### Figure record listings

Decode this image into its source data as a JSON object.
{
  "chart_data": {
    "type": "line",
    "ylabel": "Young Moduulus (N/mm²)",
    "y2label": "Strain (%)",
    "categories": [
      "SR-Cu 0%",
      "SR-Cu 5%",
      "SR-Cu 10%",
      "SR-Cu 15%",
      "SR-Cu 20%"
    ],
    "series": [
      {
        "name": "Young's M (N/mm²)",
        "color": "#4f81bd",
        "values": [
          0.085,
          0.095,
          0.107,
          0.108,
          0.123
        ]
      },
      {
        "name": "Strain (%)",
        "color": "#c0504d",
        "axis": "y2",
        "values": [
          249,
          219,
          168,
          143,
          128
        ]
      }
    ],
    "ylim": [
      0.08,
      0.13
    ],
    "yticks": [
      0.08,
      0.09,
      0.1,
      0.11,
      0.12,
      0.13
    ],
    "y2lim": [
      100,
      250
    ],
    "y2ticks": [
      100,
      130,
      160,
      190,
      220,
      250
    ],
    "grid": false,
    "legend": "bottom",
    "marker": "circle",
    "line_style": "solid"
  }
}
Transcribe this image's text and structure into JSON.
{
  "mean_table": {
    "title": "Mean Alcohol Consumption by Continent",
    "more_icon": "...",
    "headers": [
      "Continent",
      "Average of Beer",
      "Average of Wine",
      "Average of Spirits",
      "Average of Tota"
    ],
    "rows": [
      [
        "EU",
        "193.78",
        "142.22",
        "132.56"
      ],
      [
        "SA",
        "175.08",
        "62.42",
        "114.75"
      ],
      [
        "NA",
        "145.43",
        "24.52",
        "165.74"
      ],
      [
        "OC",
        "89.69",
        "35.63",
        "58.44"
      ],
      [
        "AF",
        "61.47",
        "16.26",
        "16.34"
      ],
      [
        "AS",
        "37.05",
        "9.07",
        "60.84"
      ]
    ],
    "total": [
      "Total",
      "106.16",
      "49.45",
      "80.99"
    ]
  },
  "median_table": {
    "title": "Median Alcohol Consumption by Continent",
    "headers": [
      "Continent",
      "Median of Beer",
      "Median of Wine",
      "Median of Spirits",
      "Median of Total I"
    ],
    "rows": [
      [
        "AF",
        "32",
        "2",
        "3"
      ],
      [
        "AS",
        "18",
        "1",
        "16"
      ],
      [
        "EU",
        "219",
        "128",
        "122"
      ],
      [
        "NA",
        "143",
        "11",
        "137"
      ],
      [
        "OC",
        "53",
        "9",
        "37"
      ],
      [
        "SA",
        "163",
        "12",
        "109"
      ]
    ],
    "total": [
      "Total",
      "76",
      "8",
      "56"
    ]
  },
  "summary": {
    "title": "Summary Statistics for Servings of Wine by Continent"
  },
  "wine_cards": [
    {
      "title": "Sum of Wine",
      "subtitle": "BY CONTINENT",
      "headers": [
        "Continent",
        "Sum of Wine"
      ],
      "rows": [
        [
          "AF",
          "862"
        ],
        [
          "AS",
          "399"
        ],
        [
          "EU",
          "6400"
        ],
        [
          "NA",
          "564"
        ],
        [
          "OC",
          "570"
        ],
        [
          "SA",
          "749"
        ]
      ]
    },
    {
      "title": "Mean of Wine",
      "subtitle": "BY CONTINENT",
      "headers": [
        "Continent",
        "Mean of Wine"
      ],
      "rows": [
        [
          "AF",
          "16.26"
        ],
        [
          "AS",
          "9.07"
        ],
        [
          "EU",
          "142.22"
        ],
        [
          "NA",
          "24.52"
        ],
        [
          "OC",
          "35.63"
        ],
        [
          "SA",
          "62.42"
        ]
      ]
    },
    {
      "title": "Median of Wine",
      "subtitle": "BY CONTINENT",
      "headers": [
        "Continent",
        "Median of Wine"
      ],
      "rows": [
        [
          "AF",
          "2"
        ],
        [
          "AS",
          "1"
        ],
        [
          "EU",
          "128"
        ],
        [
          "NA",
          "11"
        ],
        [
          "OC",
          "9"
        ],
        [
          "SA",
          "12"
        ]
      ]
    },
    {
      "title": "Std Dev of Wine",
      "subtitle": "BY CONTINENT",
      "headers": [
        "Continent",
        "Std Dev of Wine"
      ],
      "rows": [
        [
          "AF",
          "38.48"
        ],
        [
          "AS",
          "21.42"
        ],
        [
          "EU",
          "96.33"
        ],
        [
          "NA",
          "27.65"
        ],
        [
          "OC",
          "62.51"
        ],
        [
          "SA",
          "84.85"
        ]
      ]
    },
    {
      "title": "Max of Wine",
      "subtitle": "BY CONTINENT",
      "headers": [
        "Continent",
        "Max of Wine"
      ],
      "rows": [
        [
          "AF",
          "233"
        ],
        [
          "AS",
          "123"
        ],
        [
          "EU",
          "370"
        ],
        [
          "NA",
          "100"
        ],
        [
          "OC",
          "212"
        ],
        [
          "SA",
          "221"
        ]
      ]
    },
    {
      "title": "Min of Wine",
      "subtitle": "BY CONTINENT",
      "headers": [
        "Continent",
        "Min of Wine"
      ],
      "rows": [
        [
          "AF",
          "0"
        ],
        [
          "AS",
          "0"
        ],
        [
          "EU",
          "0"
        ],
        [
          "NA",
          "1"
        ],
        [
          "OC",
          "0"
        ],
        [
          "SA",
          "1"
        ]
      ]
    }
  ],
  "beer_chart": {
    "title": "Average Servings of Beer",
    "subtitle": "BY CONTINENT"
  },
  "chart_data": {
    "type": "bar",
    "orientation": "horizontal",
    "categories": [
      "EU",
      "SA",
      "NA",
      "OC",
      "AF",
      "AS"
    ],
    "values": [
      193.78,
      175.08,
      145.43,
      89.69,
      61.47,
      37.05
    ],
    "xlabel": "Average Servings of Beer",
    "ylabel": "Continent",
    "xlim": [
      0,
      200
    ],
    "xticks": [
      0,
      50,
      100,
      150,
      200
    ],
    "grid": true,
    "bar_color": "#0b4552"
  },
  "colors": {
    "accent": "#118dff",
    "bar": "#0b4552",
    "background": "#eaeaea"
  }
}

### Problem requirements
Gather each line of the listing containing the word "into" and show it.

### Finished task
Decode this image into its source data as a JSON object.
Transcribe this image's text and structure into JSON.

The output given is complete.